▼
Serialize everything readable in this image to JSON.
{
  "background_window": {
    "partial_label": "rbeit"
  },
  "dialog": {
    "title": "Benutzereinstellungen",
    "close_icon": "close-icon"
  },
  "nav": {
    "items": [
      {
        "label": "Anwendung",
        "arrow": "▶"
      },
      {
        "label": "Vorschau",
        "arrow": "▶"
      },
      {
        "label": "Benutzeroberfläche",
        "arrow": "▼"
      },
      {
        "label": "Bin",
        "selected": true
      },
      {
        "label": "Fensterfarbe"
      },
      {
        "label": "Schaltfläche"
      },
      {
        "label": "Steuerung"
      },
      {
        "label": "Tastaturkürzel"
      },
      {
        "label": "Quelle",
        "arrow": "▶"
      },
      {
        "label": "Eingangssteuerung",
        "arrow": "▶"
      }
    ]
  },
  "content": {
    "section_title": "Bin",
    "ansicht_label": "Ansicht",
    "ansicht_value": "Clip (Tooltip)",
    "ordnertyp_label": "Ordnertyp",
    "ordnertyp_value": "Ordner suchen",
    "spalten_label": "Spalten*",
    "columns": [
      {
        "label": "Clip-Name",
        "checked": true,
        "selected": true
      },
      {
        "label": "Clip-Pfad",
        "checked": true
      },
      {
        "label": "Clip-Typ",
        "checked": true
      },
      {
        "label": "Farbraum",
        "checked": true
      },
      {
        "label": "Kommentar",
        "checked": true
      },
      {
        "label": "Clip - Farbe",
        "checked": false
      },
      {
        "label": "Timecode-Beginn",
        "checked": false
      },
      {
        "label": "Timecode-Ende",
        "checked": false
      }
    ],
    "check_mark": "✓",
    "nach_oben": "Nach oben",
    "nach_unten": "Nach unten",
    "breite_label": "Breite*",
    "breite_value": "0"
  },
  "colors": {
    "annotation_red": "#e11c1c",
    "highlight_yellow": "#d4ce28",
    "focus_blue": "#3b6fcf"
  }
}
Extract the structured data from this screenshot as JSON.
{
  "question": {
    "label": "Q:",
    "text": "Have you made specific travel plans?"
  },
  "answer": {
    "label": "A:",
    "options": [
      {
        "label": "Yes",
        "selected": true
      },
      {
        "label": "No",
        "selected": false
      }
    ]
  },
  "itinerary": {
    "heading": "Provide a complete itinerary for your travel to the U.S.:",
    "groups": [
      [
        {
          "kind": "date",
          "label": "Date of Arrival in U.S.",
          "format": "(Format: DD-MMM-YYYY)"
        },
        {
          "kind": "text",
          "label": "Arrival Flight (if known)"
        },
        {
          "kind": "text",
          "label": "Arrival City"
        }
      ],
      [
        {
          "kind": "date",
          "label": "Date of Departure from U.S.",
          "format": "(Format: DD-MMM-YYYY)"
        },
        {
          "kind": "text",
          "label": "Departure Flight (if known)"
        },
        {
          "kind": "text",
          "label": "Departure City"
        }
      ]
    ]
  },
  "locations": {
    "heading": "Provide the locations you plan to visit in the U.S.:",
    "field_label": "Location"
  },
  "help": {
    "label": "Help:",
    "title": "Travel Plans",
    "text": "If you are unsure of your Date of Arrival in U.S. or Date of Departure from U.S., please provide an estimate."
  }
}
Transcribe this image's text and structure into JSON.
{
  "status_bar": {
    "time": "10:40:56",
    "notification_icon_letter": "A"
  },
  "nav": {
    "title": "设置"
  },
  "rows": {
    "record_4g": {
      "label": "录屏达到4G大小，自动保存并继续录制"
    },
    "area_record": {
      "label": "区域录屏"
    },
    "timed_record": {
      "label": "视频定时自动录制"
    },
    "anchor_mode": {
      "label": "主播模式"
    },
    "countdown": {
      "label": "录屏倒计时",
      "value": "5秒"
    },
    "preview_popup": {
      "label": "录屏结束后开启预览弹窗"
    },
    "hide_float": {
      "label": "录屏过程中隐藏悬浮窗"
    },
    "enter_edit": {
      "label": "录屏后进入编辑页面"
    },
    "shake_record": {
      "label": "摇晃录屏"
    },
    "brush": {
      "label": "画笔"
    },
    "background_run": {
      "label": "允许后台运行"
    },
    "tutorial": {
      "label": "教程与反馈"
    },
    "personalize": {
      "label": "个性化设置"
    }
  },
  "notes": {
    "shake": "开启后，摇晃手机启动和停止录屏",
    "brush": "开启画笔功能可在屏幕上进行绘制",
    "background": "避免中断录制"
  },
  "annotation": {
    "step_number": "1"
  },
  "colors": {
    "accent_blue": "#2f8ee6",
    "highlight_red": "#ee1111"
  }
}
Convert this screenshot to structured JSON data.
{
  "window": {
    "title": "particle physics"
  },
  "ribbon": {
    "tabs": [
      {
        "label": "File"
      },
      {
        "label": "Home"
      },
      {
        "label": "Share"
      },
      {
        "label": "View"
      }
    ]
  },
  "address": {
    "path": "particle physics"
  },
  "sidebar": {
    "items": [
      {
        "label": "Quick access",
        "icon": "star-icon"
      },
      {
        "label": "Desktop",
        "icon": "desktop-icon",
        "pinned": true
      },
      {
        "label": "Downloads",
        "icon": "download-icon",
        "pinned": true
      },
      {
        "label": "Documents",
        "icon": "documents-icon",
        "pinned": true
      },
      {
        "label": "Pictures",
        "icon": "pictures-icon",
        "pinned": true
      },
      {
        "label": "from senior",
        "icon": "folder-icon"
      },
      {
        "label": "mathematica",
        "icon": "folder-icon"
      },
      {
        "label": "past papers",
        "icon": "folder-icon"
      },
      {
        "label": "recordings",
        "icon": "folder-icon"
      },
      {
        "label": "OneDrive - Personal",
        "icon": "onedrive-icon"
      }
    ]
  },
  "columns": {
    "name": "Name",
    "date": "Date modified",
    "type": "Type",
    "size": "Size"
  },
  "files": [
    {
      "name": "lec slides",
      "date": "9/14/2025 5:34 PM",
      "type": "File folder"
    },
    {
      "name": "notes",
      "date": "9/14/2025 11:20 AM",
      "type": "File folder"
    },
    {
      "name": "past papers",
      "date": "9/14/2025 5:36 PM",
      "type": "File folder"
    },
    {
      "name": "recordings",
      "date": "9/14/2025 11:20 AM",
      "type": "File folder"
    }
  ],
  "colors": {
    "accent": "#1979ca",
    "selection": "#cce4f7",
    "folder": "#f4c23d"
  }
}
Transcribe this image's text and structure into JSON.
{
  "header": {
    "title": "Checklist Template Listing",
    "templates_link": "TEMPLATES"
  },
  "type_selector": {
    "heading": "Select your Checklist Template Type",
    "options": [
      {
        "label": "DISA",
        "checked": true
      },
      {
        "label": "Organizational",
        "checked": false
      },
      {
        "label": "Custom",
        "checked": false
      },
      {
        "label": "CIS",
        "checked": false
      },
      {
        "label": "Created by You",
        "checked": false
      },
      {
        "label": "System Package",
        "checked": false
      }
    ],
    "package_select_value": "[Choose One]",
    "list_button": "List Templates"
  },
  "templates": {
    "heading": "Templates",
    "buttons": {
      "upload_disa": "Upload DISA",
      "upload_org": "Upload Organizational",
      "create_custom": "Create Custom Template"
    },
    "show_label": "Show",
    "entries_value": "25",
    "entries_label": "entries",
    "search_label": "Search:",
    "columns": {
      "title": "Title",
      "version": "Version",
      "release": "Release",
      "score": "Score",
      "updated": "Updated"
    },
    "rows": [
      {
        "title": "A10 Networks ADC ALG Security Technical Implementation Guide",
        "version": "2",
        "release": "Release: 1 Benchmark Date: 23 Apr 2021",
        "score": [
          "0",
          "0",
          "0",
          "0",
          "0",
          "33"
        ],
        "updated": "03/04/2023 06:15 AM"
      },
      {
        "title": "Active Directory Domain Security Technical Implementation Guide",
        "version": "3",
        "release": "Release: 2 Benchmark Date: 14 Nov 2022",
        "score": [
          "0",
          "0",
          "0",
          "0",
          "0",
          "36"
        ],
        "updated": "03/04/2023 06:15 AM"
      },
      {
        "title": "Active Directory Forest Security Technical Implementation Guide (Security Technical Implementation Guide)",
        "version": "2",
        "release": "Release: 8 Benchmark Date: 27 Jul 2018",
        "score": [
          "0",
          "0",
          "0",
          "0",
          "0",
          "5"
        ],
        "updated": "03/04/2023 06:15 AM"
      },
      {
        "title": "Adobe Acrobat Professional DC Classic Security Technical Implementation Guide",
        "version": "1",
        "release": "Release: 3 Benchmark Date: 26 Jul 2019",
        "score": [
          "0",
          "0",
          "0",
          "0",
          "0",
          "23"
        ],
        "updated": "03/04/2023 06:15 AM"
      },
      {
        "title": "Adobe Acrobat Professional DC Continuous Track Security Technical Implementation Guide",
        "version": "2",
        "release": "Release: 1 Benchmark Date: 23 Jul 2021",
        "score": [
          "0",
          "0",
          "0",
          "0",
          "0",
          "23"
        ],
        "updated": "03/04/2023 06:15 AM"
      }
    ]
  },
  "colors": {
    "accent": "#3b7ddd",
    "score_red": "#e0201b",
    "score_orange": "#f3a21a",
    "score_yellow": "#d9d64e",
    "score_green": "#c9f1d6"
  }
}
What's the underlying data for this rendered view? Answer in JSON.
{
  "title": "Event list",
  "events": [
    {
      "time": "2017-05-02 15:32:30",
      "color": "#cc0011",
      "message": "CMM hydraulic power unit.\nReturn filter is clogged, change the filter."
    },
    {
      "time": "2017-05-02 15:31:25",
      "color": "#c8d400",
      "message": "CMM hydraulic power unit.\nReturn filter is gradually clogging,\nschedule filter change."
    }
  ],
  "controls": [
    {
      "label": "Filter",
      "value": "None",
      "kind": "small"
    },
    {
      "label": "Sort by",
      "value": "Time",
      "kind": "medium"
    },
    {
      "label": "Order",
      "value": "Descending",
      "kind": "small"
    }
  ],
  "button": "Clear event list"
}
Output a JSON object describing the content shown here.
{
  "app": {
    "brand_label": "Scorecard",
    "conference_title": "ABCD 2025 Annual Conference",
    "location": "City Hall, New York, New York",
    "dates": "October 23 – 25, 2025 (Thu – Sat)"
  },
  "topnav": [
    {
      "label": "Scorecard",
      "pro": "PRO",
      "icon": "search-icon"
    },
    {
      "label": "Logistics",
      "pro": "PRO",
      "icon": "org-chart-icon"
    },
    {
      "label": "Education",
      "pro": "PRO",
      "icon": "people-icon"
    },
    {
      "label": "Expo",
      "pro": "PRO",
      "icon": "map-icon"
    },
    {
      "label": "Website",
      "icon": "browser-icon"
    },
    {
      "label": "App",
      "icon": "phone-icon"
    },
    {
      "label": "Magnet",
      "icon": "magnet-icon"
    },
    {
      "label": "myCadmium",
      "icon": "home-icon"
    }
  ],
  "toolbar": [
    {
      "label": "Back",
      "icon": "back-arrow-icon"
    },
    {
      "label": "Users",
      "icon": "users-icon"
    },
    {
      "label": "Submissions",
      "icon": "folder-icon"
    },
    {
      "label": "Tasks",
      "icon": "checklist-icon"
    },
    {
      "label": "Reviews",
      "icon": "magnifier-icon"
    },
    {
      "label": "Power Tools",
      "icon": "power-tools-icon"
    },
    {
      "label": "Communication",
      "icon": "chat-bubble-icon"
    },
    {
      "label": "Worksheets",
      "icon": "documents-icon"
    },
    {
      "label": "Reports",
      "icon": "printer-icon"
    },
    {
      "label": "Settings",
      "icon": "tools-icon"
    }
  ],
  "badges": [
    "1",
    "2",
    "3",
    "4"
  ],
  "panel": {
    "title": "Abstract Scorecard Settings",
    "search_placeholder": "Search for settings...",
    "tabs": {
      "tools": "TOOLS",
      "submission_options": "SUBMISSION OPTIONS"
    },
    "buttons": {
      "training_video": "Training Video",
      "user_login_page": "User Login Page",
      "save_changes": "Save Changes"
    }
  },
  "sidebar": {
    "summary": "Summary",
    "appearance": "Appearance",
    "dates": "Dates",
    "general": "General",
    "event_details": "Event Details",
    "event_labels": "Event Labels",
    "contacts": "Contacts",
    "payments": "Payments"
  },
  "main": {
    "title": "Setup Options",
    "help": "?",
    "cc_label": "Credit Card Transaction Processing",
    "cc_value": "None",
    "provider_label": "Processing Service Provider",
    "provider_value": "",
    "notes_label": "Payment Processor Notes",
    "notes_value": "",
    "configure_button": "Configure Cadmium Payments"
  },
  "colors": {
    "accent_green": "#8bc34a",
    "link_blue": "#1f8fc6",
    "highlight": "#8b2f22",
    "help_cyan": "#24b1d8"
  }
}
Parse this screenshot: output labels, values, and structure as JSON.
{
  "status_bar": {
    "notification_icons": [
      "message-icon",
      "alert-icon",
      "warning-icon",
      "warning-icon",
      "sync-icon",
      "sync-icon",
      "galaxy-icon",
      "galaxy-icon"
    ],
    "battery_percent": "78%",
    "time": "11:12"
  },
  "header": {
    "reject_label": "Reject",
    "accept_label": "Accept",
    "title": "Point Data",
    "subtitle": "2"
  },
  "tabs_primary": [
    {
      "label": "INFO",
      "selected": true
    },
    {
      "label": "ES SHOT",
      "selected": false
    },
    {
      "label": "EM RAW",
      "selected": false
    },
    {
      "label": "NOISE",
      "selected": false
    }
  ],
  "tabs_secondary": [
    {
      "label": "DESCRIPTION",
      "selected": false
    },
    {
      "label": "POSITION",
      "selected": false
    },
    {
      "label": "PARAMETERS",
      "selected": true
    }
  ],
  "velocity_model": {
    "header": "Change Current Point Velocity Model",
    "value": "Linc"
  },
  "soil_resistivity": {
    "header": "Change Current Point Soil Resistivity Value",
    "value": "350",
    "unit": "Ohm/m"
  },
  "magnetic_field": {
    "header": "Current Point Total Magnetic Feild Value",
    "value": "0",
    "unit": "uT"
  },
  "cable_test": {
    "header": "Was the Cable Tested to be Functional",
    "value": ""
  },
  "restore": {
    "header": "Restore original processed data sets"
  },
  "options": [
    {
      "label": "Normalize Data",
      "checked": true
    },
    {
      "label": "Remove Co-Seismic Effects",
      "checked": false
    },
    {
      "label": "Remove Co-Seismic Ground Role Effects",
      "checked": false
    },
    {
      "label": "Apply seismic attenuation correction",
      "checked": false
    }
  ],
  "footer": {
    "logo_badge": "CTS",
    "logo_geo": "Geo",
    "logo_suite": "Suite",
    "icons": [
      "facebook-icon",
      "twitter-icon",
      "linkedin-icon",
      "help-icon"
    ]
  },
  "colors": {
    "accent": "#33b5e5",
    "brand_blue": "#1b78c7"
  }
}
▲
TASK: Lines in the records that hold the word "Custom" are to be counted; give only the total.

EXPECTED ANSWER: 2